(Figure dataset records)
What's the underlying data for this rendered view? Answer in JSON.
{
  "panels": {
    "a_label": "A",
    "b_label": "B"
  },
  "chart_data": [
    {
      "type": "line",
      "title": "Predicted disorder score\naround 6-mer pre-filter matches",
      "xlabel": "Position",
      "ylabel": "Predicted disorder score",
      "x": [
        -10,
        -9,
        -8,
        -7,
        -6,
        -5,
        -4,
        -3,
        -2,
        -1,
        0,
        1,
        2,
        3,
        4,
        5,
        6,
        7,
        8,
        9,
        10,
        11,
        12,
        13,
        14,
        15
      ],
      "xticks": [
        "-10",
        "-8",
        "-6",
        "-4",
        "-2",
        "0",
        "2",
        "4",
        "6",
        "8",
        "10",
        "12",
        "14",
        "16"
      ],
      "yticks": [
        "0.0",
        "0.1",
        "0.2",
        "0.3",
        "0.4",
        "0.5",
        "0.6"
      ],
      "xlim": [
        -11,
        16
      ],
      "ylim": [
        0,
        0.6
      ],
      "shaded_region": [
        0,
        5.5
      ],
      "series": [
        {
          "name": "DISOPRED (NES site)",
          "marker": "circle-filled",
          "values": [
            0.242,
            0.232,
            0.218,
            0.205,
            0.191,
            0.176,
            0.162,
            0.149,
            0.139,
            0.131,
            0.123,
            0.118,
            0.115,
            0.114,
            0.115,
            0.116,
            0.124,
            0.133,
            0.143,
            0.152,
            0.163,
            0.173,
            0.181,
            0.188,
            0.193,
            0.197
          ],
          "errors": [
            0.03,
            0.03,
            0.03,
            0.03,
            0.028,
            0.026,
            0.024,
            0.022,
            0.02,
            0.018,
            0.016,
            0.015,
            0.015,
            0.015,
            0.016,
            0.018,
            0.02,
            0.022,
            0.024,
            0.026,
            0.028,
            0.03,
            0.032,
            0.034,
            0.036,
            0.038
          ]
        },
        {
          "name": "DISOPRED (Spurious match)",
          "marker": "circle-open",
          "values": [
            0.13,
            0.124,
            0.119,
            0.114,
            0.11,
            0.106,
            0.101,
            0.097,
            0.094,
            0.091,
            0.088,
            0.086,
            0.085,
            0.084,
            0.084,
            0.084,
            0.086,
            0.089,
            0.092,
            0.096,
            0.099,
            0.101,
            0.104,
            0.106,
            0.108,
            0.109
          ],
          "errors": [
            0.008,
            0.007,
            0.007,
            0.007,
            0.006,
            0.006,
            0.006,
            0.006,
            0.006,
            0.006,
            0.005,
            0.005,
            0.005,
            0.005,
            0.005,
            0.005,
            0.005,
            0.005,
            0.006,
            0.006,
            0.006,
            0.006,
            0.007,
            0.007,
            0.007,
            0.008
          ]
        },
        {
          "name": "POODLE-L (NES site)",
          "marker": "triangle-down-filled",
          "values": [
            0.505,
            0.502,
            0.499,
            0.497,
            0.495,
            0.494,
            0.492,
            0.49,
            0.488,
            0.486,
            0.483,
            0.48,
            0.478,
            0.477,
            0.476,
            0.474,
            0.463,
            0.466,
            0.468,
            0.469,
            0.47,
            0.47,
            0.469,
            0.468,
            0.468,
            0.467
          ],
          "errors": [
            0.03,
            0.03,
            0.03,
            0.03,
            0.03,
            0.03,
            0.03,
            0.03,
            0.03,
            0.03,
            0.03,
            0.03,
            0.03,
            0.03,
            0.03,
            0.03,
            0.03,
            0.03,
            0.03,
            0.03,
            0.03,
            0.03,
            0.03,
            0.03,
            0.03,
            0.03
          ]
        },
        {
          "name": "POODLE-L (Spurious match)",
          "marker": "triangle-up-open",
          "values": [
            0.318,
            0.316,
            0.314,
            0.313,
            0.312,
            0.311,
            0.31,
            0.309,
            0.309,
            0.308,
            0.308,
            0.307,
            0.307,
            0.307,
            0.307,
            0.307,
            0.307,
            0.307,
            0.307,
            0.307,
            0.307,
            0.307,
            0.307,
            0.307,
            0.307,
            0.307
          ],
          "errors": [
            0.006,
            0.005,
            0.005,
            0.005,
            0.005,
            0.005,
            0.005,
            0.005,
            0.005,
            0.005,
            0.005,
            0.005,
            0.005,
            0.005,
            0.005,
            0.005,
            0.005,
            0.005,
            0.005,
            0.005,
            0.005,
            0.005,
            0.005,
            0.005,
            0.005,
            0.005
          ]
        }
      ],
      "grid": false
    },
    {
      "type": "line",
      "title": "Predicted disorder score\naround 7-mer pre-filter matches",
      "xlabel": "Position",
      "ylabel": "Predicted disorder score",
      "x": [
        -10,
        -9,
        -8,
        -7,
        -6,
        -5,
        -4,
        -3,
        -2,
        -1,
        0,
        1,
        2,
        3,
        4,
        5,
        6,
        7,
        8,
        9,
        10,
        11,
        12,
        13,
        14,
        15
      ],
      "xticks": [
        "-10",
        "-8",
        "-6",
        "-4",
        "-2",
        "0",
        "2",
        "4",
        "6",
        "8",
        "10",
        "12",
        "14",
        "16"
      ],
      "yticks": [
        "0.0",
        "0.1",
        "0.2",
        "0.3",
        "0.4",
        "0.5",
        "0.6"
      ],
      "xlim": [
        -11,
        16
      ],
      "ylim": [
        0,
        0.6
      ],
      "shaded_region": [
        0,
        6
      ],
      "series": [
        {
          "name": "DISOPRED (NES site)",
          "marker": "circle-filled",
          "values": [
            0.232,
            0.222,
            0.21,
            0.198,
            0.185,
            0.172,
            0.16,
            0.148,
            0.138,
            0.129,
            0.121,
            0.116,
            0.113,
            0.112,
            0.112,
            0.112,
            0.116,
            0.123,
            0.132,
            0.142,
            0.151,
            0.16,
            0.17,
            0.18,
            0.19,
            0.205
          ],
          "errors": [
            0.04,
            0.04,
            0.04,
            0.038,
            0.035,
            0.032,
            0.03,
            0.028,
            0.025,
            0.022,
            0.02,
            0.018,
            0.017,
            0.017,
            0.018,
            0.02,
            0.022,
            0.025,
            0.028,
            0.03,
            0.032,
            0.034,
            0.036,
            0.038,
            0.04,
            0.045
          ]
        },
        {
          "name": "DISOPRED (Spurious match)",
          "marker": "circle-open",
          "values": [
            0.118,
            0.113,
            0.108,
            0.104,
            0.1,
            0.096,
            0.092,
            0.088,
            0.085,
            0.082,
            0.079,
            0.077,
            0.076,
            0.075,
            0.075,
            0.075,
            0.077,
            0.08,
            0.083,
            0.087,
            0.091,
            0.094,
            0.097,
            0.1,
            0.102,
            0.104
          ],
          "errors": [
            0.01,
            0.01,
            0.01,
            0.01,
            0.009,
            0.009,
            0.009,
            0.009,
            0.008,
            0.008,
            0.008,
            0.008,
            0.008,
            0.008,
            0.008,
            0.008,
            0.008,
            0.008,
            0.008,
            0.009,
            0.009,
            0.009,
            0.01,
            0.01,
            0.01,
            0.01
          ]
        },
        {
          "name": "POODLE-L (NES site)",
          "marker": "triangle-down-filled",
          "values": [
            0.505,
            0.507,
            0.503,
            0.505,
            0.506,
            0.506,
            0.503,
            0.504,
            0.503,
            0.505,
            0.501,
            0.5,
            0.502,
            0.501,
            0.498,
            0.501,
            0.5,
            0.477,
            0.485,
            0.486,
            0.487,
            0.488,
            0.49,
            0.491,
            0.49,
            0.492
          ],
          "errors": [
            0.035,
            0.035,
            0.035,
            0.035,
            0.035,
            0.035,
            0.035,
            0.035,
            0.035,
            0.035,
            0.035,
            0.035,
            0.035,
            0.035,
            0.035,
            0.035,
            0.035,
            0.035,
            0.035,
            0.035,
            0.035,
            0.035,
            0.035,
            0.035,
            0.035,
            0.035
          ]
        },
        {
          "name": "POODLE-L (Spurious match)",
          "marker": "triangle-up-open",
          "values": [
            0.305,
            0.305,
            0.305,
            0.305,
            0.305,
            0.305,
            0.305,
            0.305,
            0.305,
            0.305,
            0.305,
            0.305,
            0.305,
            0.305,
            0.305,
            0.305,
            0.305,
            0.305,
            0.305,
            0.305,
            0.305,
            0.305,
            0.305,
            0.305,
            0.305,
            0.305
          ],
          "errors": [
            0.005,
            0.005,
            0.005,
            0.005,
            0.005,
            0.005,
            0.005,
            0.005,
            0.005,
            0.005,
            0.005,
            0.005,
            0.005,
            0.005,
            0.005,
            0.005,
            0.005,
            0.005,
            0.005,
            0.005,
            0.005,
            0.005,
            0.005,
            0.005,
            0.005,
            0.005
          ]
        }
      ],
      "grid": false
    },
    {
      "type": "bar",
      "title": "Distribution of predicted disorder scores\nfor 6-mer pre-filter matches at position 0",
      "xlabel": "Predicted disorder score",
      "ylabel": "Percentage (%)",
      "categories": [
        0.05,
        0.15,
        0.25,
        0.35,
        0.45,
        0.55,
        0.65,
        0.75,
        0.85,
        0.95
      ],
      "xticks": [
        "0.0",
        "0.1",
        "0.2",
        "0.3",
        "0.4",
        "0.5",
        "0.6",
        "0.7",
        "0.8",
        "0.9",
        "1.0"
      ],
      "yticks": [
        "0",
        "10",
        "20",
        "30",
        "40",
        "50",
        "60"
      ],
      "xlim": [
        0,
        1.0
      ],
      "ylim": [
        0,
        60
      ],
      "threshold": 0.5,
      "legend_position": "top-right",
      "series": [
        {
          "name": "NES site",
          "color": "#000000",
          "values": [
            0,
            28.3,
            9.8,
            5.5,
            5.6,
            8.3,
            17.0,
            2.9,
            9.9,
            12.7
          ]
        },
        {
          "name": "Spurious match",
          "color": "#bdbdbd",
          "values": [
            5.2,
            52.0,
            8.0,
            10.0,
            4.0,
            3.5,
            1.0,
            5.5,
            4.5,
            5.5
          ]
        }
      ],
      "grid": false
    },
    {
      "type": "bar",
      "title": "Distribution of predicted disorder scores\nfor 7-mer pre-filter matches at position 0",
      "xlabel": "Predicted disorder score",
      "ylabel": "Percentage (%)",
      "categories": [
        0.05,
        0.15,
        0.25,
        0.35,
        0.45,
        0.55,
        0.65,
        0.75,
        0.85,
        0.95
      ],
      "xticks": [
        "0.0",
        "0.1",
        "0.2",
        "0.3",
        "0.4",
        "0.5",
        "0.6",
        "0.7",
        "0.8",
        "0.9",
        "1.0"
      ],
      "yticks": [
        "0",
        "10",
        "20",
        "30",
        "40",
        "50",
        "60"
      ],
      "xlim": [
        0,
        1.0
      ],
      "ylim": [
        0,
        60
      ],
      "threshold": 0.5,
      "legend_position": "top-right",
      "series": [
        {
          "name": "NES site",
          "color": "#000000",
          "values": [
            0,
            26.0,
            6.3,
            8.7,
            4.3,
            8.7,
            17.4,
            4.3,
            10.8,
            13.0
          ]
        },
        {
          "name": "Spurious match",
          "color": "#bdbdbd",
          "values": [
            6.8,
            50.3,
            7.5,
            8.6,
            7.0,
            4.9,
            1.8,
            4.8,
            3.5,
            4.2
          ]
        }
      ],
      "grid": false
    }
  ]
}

_Exercise requirements:_ Identify and copy all lines with the word "filter".

_Exercise answer:_
      "title": "Predicted disorder score\naround 6-mer pre-filter matches",
      "title": "Predicted disorder score\naround 7-mer pre-filter matches",
      "title": "Distribution of predicted disorder scores\nfor 6-mer pre-filter matches at position 0",
      "title": "Distribution of predicted disorder scores\nfor 7-mer pre-filter matches at position 0",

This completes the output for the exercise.